== What to work on ==
Update everything from the line containing "gear-icon (223, 105, 247, 129)" down to the line containing "Detect and localize", replacing "empty-cell" with "blank-tile" and leaving all else unchanged, then give those lines again.

(Region annotation items)
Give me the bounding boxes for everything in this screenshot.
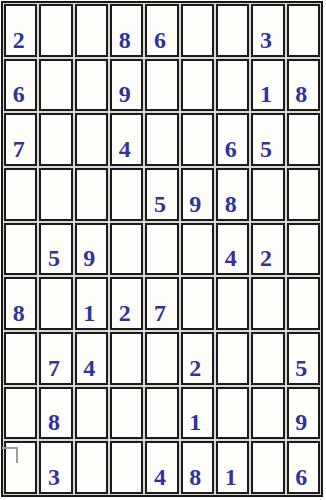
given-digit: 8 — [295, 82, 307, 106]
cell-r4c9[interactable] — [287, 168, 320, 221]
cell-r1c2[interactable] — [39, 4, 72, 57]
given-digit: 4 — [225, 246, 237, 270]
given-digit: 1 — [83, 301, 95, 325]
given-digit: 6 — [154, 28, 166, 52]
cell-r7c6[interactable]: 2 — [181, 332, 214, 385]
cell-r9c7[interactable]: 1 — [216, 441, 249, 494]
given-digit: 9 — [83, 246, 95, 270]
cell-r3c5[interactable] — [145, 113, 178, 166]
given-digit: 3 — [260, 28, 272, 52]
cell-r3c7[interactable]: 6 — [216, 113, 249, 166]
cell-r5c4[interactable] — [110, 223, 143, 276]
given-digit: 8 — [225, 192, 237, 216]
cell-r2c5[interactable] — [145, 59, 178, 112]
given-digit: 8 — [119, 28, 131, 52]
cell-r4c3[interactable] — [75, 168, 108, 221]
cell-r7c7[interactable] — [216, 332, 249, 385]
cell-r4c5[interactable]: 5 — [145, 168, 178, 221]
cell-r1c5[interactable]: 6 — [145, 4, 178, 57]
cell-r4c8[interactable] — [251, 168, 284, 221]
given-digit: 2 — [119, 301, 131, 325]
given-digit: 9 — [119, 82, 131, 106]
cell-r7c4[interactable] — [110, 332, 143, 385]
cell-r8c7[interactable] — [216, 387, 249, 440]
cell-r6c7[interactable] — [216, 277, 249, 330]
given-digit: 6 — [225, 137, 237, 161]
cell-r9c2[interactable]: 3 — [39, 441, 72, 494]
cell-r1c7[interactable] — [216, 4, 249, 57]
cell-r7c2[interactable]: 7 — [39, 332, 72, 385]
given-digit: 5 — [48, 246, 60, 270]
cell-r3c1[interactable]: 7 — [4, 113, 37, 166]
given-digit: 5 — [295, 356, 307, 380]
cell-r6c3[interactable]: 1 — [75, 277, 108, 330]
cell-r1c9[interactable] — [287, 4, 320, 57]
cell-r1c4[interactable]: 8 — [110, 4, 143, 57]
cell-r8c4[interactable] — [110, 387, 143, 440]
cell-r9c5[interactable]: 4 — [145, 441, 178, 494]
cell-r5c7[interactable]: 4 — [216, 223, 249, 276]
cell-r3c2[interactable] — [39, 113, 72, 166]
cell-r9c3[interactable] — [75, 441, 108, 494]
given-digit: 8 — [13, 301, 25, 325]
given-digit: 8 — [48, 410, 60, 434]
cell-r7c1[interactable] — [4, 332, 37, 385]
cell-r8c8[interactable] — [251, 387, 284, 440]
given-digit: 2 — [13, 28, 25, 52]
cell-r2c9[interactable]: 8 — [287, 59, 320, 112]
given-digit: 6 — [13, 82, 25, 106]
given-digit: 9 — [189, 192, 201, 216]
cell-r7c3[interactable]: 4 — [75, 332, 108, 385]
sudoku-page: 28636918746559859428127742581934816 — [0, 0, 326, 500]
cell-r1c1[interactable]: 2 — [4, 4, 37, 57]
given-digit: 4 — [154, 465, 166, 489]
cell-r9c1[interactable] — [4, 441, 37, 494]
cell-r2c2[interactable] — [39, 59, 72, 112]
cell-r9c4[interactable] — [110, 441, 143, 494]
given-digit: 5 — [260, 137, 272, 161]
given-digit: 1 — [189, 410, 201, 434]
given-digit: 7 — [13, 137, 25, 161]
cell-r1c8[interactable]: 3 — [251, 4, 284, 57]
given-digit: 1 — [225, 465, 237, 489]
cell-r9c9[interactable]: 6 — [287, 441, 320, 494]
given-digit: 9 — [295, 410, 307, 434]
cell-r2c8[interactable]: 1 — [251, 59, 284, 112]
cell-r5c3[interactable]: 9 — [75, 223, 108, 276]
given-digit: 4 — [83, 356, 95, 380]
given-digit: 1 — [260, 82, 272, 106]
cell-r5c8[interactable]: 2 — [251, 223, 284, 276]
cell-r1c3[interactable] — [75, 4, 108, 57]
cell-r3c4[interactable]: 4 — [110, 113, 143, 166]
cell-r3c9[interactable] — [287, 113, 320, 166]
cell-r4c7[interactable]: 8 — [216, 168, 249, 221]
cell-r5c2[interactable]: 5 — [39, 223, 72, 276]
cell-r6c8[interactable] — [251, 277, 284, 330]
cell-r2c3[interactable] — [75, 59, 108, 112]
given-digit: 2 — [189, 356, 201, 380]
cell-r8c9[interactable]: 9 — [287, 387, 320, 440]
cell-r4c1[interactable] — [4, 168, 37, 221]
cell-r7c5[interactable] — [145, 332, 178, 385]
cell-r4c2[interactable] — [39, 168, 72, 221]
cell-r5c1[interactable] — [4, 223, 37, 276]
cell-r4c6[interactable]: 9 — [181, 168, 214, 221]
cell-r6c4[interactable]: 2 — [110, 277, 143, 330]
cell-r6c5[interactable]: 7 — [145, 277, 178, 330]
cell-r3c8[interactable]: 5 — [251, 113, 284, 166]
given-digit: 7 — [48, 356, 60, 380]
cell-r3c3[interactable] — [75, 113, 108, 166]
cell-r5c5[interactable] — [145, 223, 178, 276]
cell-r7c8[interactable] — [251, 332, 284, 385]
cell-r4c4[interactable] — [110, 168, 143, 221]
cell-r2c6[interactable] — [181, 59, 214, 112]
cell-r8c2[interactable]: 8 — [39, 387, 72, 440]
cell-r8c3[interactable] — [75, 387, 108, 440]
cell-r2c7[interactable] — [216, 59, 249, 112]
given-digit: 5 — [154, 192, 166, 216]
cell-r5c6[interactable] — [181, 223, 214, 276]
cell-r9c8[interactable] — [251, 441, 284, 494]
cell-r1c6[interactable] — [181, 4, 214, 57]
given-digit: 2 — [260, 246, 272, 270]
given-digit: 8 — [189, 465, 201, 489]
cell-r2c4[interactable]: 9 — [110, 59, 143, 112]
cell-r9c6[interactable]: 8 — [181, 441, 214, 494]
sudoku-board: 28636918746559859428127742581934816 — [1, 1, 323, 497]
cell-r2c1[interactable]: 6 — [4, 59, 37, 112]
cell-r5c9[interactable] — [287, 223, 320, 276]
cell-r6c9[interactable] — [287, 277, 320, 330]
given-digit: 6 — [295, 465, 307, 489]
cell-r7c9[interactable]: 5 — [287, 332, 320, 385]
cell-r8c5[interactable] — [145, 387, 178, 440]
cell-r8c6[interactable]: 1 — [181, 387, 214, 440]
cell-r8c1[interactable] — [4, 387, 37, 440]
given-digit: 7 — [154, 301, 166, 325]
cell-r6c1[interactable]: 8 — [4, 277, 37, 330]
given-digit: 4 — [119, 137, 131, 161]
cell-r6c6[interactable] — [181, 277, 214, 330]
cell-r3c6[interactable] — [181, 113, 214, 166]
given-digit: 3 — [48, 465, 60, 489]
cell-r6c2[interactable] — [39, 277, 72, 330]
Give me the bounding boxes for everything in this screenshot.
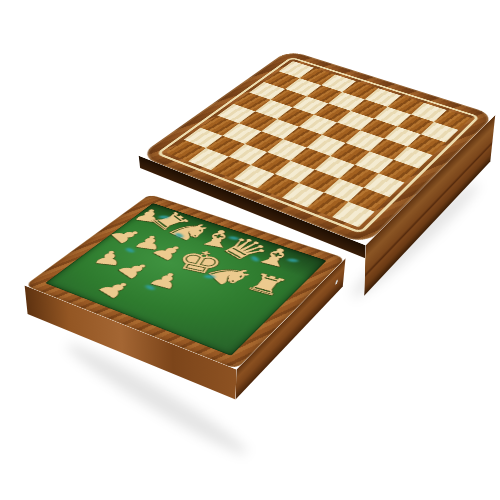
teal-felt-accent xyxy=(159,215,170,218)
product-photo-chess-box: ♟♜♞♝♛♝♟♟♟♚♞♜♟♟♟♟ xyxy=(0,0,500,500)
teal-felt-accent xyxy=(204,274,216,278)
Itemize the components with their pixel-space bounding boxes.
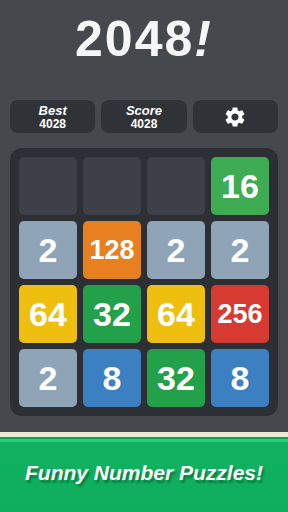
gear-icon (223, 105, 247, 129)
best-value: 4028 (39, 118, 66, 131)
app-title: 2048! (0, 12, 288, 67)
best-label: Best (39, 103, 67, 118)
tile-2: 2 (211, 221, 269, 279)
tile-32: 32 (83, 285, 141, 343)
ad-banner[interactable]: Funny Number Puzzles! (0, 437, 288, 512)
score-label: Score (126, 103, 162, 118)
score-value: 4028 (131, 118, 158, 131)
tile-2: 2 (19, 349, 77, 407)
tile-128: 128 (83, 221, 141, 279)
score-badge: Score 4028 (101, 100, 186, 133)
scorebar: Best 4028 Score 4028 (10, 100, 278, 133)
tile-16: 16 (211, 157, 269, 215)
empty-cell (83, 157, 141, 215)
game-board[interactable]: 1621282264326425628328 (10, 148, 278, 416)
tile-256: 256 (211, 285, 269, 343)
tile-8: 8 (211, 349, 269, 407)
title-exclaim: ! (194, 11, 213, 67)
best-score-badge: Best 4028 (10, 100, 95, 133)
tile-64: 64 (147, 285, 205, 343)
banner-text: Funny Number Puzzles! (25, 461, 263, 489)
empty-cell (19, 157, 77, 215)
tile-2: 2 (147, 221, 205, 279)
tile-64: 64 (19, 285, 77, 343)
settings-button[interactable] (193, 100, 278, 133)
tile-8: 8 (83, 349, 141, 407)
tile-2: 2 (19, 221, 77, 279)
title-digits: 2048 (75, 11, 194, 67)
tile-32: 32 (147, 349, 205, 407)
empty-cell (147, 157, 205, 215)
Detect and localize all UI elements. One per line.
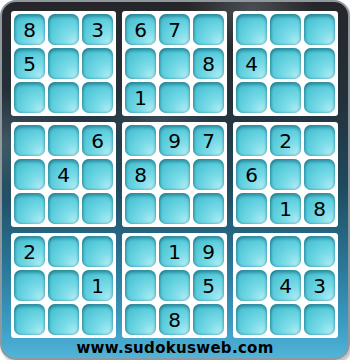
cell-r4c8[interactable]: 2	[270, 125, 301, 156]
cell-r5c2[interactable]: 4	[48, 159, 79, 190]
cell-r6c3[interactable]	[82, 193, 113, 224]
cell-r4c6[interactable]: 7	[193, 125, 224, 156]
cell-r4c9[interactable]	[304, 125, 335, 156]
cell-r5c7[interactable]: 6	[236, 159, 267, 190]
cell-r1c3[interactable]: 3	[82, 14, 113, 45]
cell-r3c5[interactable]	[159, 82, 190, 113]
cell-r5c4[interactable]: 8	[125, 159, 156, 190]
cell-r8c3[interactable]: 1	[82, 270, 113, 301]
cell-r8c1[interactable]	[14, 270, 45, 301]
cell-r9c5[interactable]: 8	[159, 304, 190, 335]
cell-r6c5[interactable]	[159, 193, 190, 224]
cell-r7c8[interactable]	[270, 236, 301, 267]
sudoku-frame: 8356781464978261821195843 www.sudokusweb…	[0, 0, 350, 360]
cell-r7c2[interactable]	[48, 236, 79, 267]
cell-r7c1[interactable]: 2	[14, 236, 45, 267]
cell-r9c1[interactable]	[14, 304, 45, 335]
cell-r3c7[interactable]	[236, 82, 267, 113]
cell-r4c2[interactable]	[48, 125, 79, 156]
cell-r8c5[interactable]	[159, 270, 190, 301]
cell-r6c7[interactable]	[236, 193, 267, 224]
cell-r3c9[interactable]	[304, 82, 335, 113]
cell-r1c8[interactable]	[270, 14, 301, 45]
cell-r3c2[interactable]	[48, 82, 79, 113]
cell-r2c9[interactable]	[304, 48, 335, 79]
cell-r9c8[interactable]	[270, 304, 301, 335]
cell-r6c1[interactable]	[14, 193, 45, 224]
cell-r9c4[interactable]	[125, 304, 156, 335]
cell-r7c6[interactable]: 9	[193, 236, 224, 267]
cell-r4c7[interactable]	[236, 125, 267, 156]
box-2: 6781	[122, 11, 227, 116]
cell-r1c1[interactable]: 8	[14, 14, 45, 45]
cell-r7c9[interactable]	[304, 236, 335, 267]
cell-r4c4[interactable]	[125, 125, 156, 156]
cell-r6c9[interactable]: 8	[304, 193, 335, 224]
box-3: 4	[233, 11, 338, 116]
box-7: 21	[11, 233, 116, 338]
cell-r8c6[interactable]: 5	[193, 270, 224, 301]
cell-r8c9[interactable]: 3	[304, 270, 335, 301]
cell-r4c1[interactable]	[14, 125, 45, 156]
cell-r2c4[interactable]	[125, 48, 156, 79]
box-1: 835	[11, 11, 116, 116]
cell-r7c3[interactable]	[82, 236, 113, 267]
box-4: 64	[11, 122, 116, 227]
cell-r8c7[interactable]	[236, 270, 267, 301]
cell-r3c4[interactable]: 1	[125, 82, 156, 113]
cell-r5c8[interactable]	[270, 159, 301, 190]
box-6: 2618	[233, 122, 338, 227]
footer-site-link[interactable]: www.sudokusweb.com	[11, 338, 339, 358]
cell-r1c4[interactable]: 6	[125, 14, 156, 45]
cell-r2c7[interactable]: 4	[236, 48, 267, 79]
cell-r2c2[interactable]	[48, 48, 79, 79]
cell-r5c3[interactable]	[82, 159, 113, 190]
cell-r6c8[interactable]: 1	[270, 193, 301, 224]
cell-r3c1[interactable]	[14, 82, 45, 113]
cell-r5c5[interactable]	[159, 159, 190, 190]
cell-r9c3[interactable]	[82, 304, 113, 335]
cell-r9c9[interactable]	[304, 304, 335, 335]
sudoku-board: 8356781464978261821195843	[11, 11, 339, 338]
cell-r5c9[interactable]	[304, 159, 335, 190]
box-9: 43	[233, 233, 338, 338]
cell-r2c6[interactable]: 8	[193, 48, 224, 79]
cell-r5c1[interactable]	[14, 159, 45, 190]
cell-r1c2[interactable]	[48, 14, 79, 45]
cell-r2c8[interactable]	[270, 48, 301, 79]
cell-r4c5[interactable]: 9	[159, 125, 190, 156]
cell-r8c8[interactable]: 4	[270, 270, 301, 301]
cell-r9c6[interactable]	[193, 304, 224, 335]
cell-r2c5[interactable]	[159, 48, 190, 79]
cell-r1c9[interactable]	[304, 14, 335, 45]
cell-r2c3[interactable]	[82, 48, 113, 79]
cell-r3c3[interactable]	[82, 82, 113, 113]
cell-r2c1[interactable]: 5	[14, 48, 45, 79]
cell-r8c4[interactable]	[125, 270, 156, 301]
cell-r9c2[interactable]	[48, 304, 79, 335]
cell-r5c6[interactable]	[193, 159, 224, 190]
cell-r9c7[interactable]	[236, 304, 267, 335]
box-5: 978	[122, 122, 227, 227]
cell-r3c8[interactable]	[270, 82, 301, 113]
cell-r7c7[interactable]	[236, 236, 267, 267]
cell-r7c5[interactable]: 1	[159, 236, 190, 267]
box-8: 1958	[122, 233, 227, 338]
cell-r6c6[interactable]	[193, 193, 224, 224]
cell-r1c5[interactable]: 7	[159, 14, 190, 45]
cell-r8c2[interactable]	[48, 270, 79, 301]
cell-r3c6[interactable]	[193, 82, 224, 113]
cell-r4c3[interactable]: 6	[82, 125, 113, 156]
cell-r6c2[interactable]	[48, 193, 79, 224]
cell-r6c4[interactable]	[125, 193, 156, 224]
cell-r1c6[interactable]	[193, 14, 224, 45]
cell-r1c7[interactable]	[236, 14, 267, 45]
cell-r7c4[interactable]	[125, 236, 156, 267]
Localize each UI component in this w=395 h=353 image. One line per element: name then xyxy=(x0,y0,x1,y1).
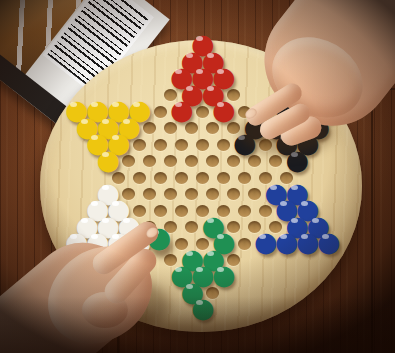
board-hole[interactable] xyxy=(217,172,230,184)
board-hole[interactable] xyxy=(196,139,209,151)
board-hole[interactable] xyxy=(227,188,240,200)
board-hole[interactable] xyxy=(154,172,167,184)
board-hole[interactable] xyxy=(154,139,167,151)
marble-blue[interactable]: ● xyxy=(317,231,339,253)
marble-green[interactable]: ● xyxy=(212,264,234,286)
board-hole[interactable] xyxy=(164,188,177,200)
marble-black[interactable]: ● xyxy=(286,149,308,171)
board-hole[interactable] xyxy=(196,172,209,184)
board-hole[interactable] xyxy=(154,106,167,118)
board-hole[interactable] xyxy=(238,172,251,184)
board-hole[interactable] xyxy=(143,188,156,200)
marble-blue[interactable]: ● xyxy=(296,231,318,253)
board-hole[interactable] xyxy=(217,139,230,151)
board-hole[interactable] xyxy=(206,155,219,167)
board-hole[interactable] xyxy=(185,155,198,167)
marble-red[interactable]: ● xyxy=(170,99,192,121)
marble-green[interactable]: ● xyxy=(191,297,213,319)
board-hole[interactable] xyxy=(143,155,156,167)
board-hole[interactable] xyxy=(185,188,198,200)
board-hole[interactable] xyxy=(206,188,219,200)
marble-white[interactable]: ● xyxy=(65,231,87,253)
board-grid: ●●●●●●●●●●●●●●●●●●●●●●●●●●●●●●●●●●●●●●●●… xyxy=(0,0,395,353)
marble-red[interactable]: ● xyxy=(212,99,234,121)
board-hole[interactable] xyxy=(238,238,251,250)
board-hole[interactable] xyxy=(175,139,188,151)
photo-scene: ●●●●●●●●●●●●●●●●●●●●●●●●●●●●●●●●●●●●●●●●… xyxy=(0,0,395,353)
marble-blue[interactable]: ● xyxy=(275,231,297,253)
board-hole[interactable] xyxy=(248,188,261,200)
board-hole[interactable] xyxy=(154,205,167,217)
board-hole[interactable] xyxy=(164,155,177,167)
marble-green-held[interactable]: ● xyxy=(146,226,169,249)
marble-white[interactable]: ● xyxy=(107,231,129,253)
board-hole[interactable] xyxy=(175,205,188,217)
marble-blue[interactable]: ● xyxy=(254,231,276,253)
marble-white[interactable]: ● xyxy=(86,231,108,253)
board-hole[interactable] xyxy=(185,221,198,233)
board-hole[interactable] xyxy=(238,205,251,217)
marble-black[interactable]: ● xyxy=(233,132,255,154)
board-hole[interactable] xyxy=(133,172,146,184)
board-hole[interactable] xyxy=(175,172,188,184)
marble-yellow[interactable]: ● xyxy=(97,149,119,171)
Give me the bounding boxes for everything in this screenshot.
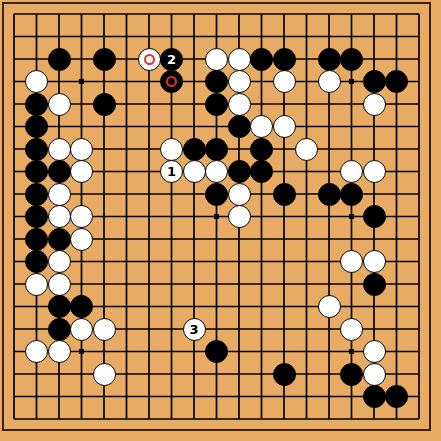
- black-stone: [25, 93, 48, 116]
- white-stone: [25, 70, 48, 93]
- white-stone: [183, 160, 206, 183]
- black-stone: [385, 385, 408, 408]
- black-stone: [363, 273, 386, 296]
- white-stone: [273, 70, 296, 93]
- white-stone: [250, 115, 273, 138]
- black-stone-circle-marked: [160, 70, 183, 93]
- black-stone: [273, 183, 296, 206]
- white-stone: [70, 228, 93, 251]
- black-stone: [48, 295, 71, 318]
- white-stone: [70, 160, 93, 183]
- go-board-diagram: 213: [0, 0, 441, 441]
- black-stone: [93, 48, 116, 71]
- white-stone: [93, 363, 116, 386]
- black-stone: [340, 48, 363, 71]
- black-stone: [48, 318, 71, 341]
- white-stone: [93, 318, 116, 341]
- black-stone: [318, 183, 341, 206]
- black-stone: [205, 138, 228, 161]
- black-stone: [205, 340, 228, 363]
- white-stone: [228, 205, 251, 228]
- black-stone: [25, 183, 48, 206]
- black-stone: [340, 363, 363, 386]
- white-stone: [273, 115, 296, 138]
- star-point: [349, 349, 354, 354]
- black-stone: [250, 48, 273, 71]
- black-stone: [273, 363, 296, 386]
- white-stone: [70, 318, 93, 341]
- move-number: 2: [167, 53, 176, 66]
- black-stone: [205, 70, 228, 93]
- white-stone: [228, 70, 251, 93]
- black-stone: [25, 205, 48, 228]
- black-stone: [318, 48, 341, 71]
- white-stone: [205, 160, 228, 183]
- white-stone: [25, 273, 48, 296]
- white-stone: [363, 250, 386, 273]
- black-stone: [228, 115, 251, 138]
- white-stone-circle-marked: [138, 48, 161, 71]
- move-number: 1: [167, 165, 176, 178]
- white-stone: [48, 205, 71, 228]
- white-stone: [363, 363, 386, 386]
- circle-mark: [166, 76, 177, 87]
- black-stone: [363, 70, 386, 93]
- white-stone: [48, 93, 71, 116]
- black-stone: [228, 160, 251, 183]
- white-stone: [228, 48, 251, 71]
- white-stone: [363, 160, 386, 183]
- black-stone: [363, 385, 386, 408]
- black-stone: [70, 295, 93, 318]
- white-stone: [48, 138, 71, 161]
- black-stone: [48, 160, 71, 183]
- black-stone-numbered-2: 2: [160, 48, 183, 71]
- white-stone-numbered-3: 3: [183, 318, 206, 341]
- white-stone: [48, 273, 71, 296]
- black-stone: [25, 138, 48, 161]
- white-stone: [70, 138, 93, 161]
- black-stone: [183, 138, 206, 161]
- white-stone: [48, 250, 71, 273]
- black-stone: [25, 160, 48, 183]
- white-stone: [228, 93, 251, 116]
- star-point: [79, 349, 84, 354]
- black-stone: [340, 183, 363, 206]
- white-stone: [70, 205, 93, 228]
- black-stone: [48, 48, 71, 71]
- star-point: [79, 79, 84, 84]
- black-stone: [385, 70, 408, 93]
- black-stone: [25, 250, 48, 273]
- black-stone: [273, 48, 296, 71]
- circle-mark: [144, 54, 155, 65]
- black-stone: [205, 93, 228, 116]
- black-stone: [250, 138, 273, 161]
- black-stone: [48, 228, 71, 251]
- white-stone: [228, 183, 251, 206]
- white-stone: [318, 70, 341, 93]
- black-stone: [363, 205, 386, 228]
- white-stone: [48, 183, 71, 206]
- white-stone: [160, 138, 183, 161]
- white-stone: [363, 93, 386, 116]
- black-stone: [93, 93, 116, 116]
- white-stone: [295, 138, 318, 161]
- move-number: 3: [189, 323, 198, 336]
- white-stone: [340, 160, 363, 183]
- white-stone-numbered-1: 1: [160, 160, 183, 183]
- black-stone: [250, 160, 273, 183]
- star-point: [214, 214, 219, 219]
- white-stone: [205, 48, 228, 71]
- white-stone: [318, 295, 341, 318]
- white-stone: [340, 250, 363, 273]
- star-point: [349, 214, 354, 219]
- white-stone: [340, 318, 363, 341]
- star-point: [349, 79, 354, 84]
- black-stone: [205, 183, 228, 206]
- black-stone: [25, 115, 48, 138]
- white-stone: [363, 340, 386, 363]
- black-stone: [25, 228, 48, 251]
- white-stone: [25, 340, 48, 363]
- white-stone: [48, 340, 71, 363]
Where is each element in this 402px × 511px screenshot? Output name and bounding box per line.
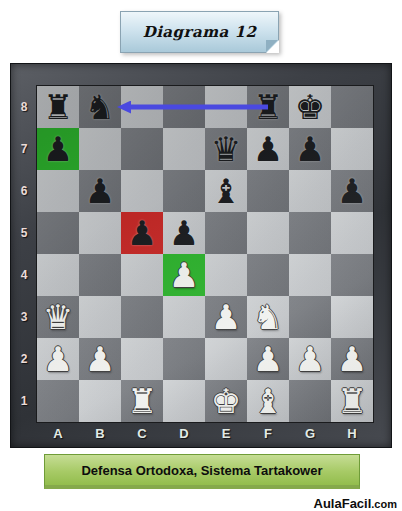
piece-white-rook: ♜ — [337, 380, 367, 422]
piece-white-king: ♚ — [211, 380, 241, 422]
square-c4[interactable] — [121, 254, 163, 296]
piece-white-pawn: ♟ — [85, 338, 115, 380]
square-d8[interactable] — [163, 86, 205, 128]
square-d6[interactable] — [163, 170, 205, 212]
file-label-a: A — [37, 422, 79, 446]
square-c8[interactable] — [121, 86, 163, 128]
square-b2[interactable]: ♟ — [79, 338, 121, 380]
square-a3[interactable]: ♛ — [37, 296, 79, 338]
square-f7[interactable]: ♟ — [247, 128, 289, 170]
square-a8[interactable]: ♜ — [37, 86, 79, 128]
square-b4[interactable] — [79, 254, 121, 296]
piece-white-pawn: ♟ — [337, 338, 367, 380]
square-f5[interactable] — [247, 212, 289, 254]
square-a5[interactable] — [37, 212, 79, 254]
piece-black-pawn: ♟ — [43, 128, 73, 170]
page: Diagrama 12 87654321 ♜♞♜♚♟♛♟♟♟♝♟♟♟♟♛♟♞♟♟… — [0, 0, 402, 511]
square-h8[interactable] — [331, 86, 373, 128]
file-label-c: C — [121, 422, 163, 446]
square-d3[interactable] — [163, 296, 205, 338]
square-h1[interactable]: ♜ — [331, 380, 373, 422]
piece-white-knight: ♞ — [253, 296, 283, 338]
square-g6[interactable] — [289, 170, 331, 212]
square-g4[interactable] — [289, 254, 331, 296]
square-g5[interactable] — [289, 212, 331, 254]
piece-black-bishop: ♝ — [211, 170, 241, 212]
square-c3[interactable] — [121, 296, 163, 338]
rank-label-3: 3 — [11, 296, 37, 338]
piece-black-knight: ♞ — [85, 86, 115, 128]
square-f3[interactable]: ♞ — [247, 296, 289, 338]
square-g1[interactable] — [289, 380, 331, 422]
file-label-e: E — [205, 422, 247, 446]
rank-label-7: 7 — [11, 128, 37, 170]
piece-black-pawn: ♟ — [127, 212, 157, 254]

== Exercise solution ==
gear-icon (223, 105, 247, 129)
best-value: 4028 (39, 118, 66, 131)
app-title: 2048! (0, 12, 288, 67)
best-label: Best (39, 103, 67, 118)
tile-2: 2 (211, 221, 269, 279)
tile-32: 32 (83, 285, 141, 343)
ad-banner[interactable]: Funny Number Puzzles! (0, 437, 288, 512)
score-label: Score (126, 103, 162, 118)
score-value: 4028 (131, 118, 158, 131)
tile-2: 2 (19, 349, 77, 407)
tile-128: 128 (83, 221, 141, 279)
score-badge: Score 4028 (101, 100, 186, 133)
scorebar: Best 4028 Score 4028 (10, 100, 278, 133)
tile-16: 16 (211, 157, 269, 215)
blank-tile (83, 157, 141, 215)
game-board[interactable]: 1621282264326425628328 (10, 148, 278, 416)
tile-256: 256 (211, 285, 269, 343)
tile-8: 8 (211, 349, 269, 407)
title-exclaim: ! (194, 11, 213, 67)
best-score-badge: Best 4028 (10, 100, 95, 133)
tile-64: 64 (147, 285, 205, 343)
banner-text: Funny Number Puzzles! (25, 461, 263, 489)
blank-tile (19, 157, 77, 215)
tile-2: 2 (147, 221, 205, 279)
tile-64: 64 (19, 285, 77, 343)
settings-button[interactable] (193, 100, 278, 133)
tile-8: 8 (83, 349, 141, 407)
tile-2: 2 (19, 221, 77, 279)
title-digits: 2048 (75, 11, 194, 67)
tile-32: 32 (147, 349, 205, 407)
blank-tile (147, 157, 205, 215)
Detect and localize all UI elements. One per line.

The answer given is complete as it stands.